# start of RECORDS FOR THE TASK
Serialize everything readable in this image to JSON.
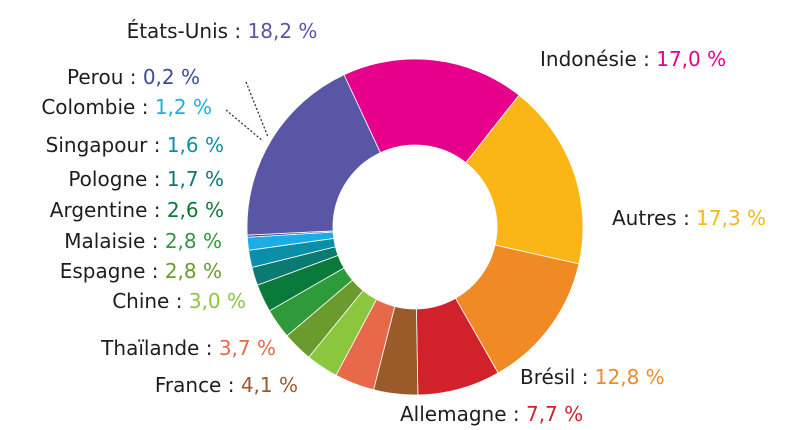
{
  "chart_data": {
    "type": "pie",
    "donut": true,
    "separator": " : ",
    "categories": [
      "Indonésie",
      "Autres",
      "Brésil",
      "Allemagne",
      "France",
      "Thaïlande",
      "Chine",
      "Espagne",
      "Malaisie",
      "Argentine",
      "Pologne",
      "Singapour",
      "Colombie",
      "Perou",
      "États-Unis"
    ],
    "values": [
      17.0,
      17.3,
      12.8,
      7.7,
      4.1,
      3.7,
      3.0,
      2.8,
      2.8,
      2.6,
      1.7,
      1.6,
      1.2,
      0.2,
      18.2
    ],
    "value_labels": [
      "17,0 %",
      "17,3 %",
      "12,8 %",
      "7,7 %",
      "4,1 %",
      "3,7 %",
      "3,0 %",
      "2,8 %",
      "2,8 %",
      "2,6 %",
      "1,7 %",
      "1,6 %",
      "1,2 %",
      "0,2 %",
      "18,2 %"
    ],
    "colors": [
      "#e6008c",
      "#f9b616",
      "#f08a24",
      "#d1222b",
      "#9b5a2a",
      "#e8684a",
      "#8cc63f",
      "#6b9a2d",
      "#2e9a3a",
      "#0a7a3a",
      "#0a7a72",
      "#0a8fa8",
      "#1aaee8",
      "#3b4c9a",
      "#5a56a6"
    ]
  }
}
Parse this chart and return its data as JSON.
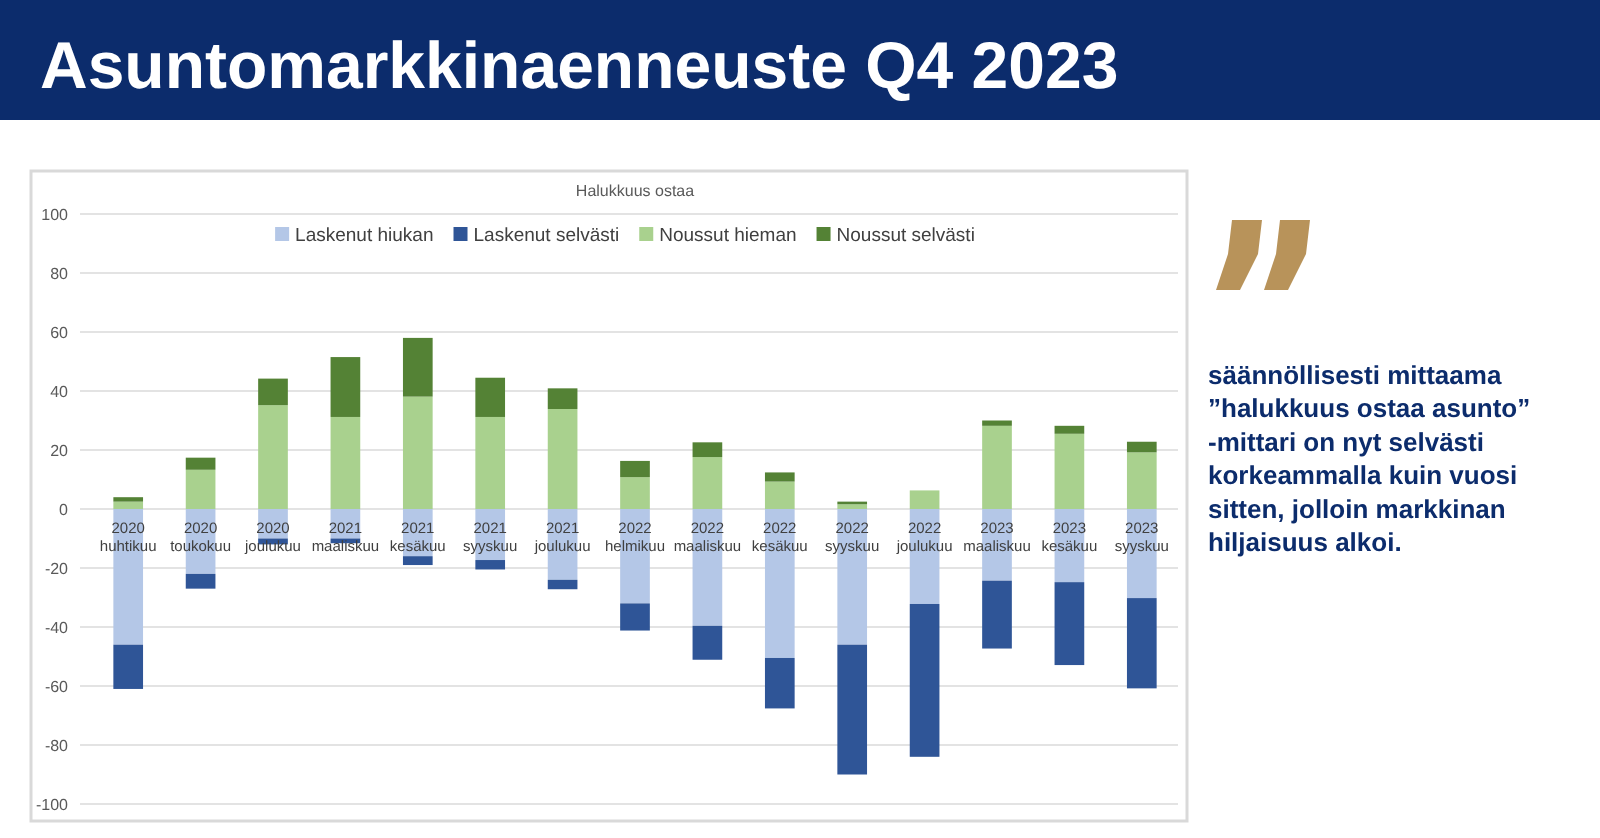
{
  "chart_data": {
    "type": "bar",
    "title": "Asuntomarkkinaenneuste Q4 2023",
    "subtitle": "Halukkuus ostaa",
    "categories": [
      "2020 huhtikuu",
      "2020 toukokuu",
      "2020 joulukuu",
      "2021 maaliskuu",
      "2021 kesäkuu",
      "2021 syyskuu",
      "2021 joulukuu",
      "2022 helmikuu",
      "2022 maaliskuu",
      "2022 kesäkuu",
      "2022 syyskuu",
      "2022 joulukuu",
      "2023 maaliskuu",
      "2023 kesäkuu",
      "2023 syyskuu"
    ],
    "series": [
      {
        "name": "Laskenut hiukan",
        "color": "#b4c7e7",
        "values": [
          -46,
          -22,
          -10,
          -10,
          -16,
          -17.3,
          -24,
          -32,
          -39.6,
          -50.5,
          -46,
          -32.2,
          -24.3,
          -24.8,
          -30.2
        ]
      },
      {
        "name": "Laskenut selvästi",
        "color": "#2f5597",
        "values": [
          -15,
          -5,
          -2,
          -1.6,
          -3,
          -3.2,
          -3.2,
          -9.2,
          -11.5,
          -17.1,
          -44,
          -51.8,
          -23,
          -28.1,
          -30.6
        ]
      },
      {
        "name": "Noussut hieman",
        "color": "#a9d18e",
        "values": [
          2.5,
          13.3,
          35.2,
          31.2,
          38.1,
          31.2,
          33.9,
          10.8,
          17.6,
          9.3,
          1.6,
          6.3,
          28.2,
          25.5,
          19.2
        ]
      },
      {
        "name": "Noussut selvästi",
        "color": "#548235",
        "values": [
          1.5,
          4.1,
          9,
          20.3,
          19.9,
          13.3,
          7,
          5.5,
          5,
          3.1,
          0.9,
          0,
          1.8,
          2.7,
          3.6
        ]
      }
    ],
    "stacked": true,
    "ylim": [
      -100,
      100
    ],
    "yticks": [
      -100,
      -80,
      -60,
      -40,
      -20,
      0,
      20,
      40,
      60,
      80,
      100
    ],
    "grid": "y",
    "legend": "top",
    "annotations": [
      "säännöllisesti mittaama ”halukkuus ostaa asunto” -mittari on nyt selvästi korkeammalla kuin vuosi sitten, jolloin markkinan hiljaisuus alkoi."
    ]
  }
}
# end of RECORDS FOR THE TASK
*EXERCISE DIRECTIONS*: Copy each line above where the string "name" occurs.

*TASK SOLUTION*:
        "name": "Laskenut hiukan",
        "name": "Laskenut selvästi",
        "name": "Noussut hieman",
        "name": "Noussut selvästi",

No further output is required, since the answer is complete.